---------- SELECTION ----------

CSC362 2004S, Class 14: An Expression Grammar

Admin:
* Late: Sam (predicted in advance)
* Note: I'll be late.  I have permission from the instructor.
* Are there questions on the project?
* Are there comments on the lab?
  * We should strive to write better documentation and design better interfaces than those Sunny guys.

Overview:
* The expression grammar, revisited
* Adding precedence
* Adding associativity
* Checking the grammar

e ::= e binop e
e ::= unop e
e ::= ( e )
e ::= ID
e ::= NUM
binop ::= PLUS
binop ::= MINUS
binop ::= TIMES
binop ::= DIVIDE

CLAIM: This grammar is ambiguous
Proof: The string NUM PLUS NUM TIMES NUM has at least two parse trees

Observation: The order can matter, even for multiplication
  0.5 * 2 * MAXREAL
  Lots of similar problems

(1) Find some useful test cases
(2) Define a priority
  "Multiplication and division take precedence over lowition and subtraction"

----------

- **GIVEN PROBLEM 1**:
From the expression grammar notes, reproduce word for word the passage from "CSC362 2004S, Class" up to and including "on the project?".

---------- DATASET RECORDS ----------

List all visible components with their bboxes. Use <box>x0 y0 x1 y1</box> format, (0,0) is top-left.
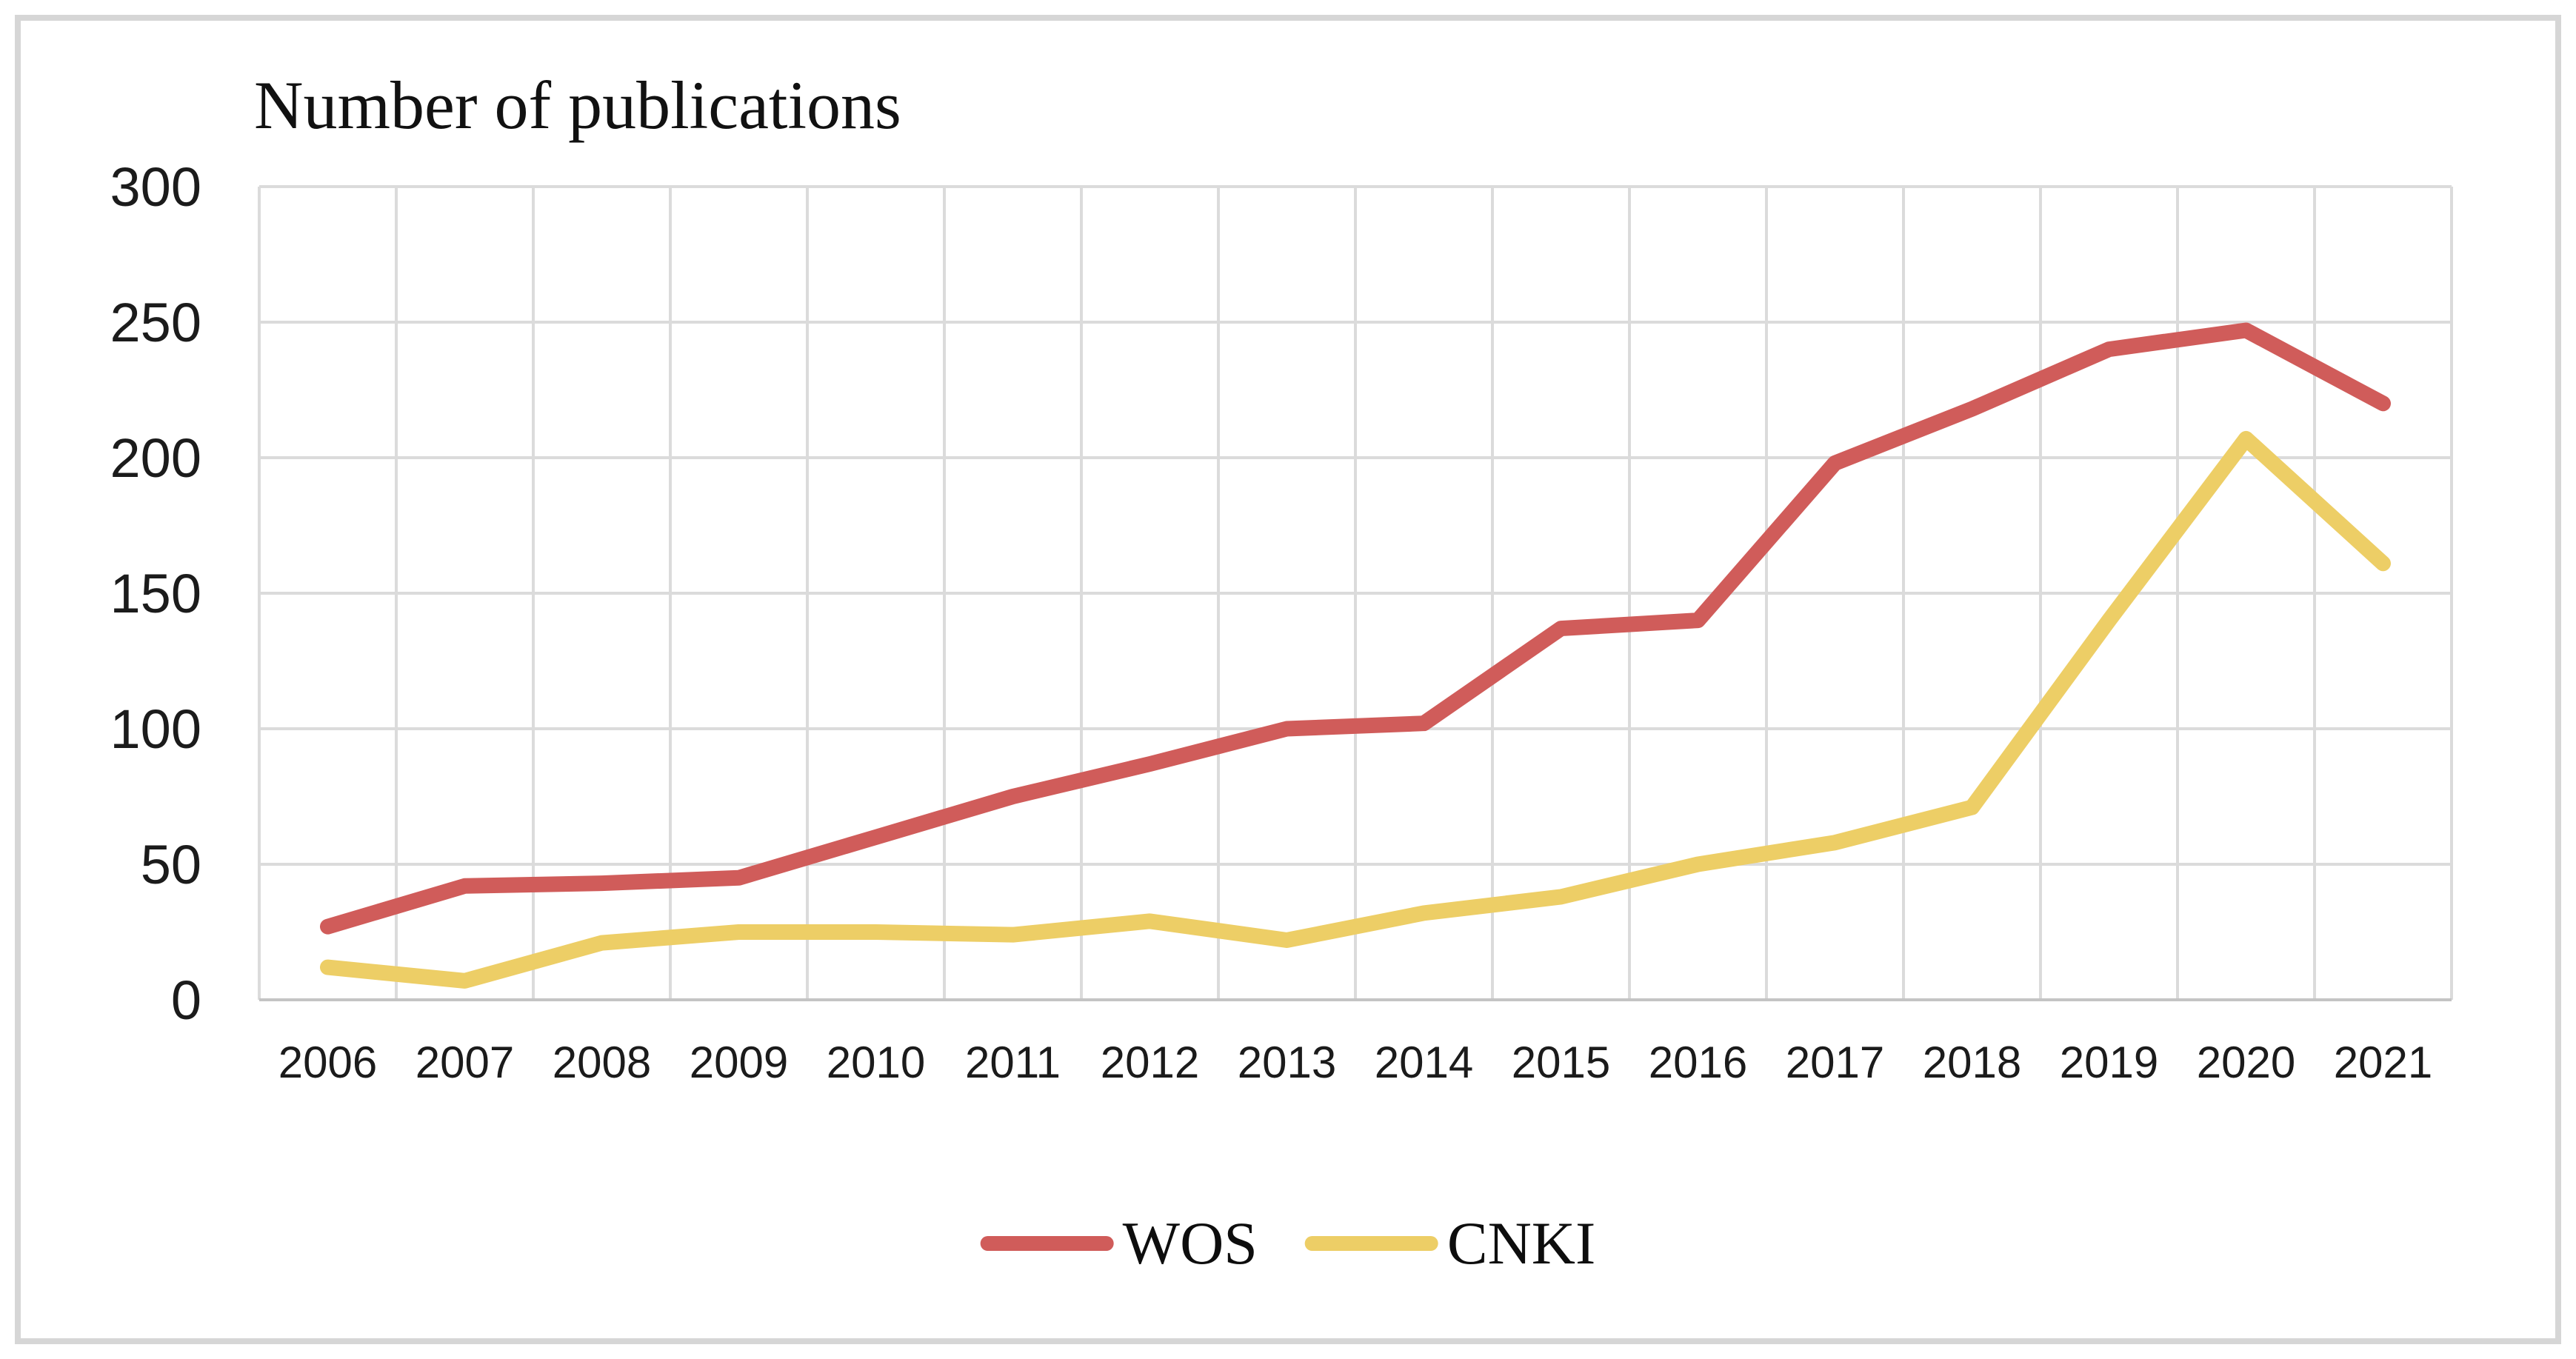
legend-label-wos: WOS <box>1122 1209 1258 1277</box>
x-tick-label: 2010 <box>827 1038 925 1087</box>
cnki-line <box>320 430 2391 989</box>
x-tick-label: 2018 <box>1923 1038 2021 1087</box>
x-tick-label: 2013 <box>1238 1038 1336 1087</box>
wos-line-swatch <box>980 1236 1114 1251</box>
wos-line <box>320 322 2391 935</box>
x-tick-label: 2009 <box>690 1038 788 1087</box>
x-tick-label: 2019 <box>2060 1038 2158 1087</box>
legend-label-cnki: CNKI <box>1447 1209 1596 1277</box>
chart-title: Number of publications <box>254 67 901 143</box>
x-tick-label: 2016 <box>1649 1038 1747 1087</box>
x-tick-label: 2014 <box>1375 1038 1473 1087</box>
x-tick-label: 2006 <box>278 1038 377 1087</box>
x-tick-label: 2021 <box>2334 1038 2432 1087</box>
y-tick-label: 50 <box>141 834 201 895</box>
y-tick-label: 100 <box>110 698 201 760</box>
cnki-line-swatch <box>1304 1236 1438 1251</box>
x-tick-label: 2020 <box>2197 1038 2295 1087</box>
x-tick-label: 2015 <box>1512 1038 1610 1087</box>
y-tick-label: 250 <box>110 292 201 353</box>
y-tick-label: 300 <box>110 156 201 218</box>
y-tick-label: 200 <box>110 427 201 489</box>
legend-item-wos: WOS <box>980 1209 1258 1277</box>
legend-item-cnki: CNKI <box>1304 1209 1596 1277</box>
x-tick-label: 2012 <box>1101 1038 1199 1087</box>
y-tick-label: 0 <box>171 969 201 1031</box>
y-tick-label: 150 <box>110 563 201 624</box>
x-tick-label: 2011 <box>965 1038 1061 1087</box>
x-tick-label: 2007 <box>416 1038 514 1087</box>
x-tick-label: 2017 <box>1786 1038 1884 1087</box>
x-tick-label: 2008 <box>553 1038 651 1087</box>
chart-legend: WOS CNKI <box>980 1209 1596 1277</box>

----------

- **GIVEN PROBLEM 2**:
Duplicate verbatim the rows above from the line with "legend-label-wos: WOS <box>1122" up to and including the line with "chart-title: Number of", and give only those lines.

- **WORKED ANSWER 1**:
CSC362 2004S, Class 14: An Expression Grammar

Admin:
* Late: Sam (predicted in advance)
* Note: I'll be late.  I have permission from the instructor.
* Are there questions on the project?

- **WORKED ANSWER 2**:
legend-label-wos: WOS <box>1122 1209 1258 1277</box>
x-tick-label: 2010 <box>827 1038 925 1087</box>
cnki-line <box>320 430 2391 989</box>
x-tick-label: 2018 <box>1923 1038 2021 1087</box>
x-tick-label: 2013 <box>1238 1038 1336 1087</box>
wos-line-swatch <box>980 1236 1114 1251</box>
wos-line <box>320 322 2391 935</box>
x-tick-label: 2009 <box>690 1038 788 1087</box>
x-tick-label: 2019 <box>2060 1038 2158 1087</box>
legend-label-cnki: CNKI <box>1447 1209 1596 1277</box>
chart-title: Number of publications <box>254 67 901 143</box>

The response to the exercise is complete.